Rows from a figure dataset:

>> Start

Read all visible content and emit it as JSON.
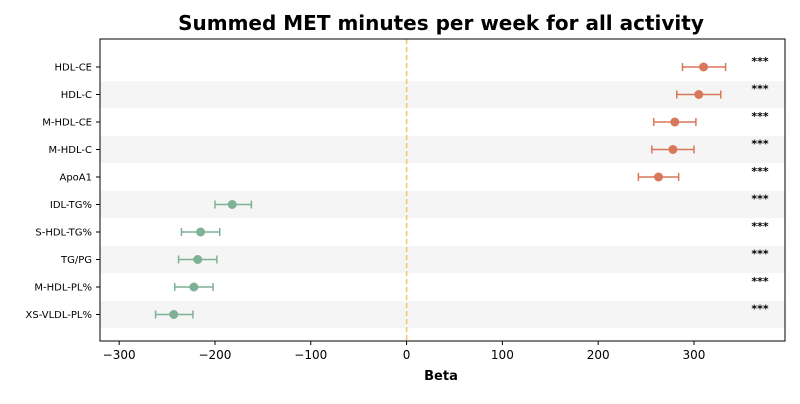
{
  "chart_data": {
    "type": "scatter",
    "subtype": "forest-plot",
    "title": "Summed MET minutes per week for all activity",
    "xlabel": "Beta",
    "ylabel": "",
    "xlim": [
      -320,
      395
    ],
    "xticks": [
      -300,
      -200,
      -100,
      0,
      100,
      200,
      300
    ],
    "xtick_labels": [
      "−300",
      "−200",
      "−100",
      "0",
      "100",
      "200",
      "300"
    ],
    "reference_line": 0,
    "grid": false,
    "categories": [
      "HDL-CE",
      "HDL-C",
      "M-HDL-CE",
      "M-HDL-C",
      "ApoA1",
      "IDL-TG%",
      "S-HDL-TG%",
      "TG/PG",
      "M-HDL-PL%",
      "XS-VLDL-PL%"
    ],
    "values": [
      310,
      305,
      280,
      278,
      263,
      -182,
      -215,
      -218,
      -222,
      -243
    ],
    "ci_low": [
      288,
      282,
      258,
      256,
      242,
      -200,
      -235,
      -238,
      -242,
      -262
    ],
    "ci_high": [
      333,
      328,
      302,
      300,
      284,
      -162,
      -195,
      -198,
      -202,
      -223
    ],
    "significance": [
      "***",
      "***",
      "***",
      "***",
      "***",
      "***",
      "***",
      "***",
      "***",
      "***"
    ],
    "colors": {
      "positive": "#d9775a",
      "negative": "#7fb196",
      "reference_line": "#f5c26b",
      "band": "#f5f5f5"
    }
  }
}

>> End

Objective
The records above should be reproduced exactly, with no pictures included.

Solution to this problem
Read all visible content and emit it as JSON.
{
  "chart_data": {
    "type": "scatter",
    "subtype": "forest-plot",
    "title": "Summed MET minutes per week for all activity",
    "xlabel": "Beta",
    "ylabel": "",
    "xlim": [
      -320,
      395
    ],
    "xticks": [
      -300,
      -200,
      -100,
      0,
      100,
      200,
      300
    ],
    "xtick_labels": [
      "−300",
      "−200",
      "−100",
      "0",
      "100",
      "200",
      "300"
    ],
    "reference_line": 0,
    "grid": false,
    "categories": [
      "HDL-CE",
      "HDL-C",
      "M-HDL-CE",
      "M-HDL-C",
      "ApoA1",
      "IDL-TG%",
      "S-HDL-TG%",
      "TG/PG",
      "M-HDL-PL%",
      "XS-VLDL-PL%"
    ],
    "values": [
      310,
      305,
      280,
      278,
      263,
      -182,
      -215,
      -218,
      -222,
      -243
    ],
    "ci_low": [
      288,
      282,
      258,
      256,
      242,
      -200,
      -235,
      -238,
      -242,
      -262
    ],
    "ci_high": [
      333,
      328,
      302,
      300,
      284,
      -162,
      -195,
      -198,
      -202,
      -223
    ],
    "significance": [
      "***",
      "***",
      "***",
      "***",
      "***",
      "***",
      "***",
      "***",
      "***",
      "***"
    ],
    "colors": {
      "positive": "#d9775a",
      "negative": "#7fb196",
      "reference_line": "#f5c26b",
      "band": "#f5f5f5"
    }
  }
}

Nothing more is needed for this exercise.